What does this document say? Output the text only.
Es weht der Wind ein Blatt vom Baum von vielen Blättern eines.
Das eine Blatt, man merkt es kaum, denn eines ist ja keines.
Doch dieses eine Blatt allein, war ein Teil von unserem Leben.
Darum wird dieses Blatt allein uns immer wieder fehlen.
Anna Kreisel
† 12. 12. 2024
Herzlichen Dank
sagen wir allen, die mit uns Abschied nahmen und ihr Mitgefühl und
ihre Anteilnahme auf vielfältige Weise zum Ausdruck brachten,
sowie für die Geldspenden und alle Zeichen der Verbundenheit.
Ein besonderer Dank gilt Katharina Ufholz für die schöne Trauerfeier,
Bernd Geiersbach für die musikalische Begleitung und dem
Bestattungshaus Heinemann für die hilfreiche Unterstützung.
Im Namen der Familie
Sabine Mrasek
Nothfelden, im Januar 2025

——

Copy out all of the records above with nothing altered.

§ **Written solution**
What does this document say? Output the text only.
Es weht der Wind ein Blatt vom Baum von vielen Blättern eines.
Das eine Blatt, man merkt es kaum, denn eines ist ja keines.
Doch dieses eine Blatt allein, war ein Teil von unserem Leben.
Darum wird dieses Blatt allein uns immer wieder fehlen.
Anna Kreisel
† 12. 12. 2024
Herzlichen Dank
sagen wir allen, die mit uns Abschied nahmen und ihr Mitgefühl und
ihre Anteilnahme auf vielfältige Weise zum Ausdruck brachten,
sowie für die Geldspenden und alle Zeichen der Verbundenheit.
Ein besonderer Dank gilt Katharina Ufholz für die schöne Trauerfeier,
Bernd Geiersbach für die musikalische Begleitung und dem
Bestattungshaus Heinemann für die hilfreiche Unterstützung.
Im Namen der Familie
Sabine Mrasek
Nothfelden, im Januar 2025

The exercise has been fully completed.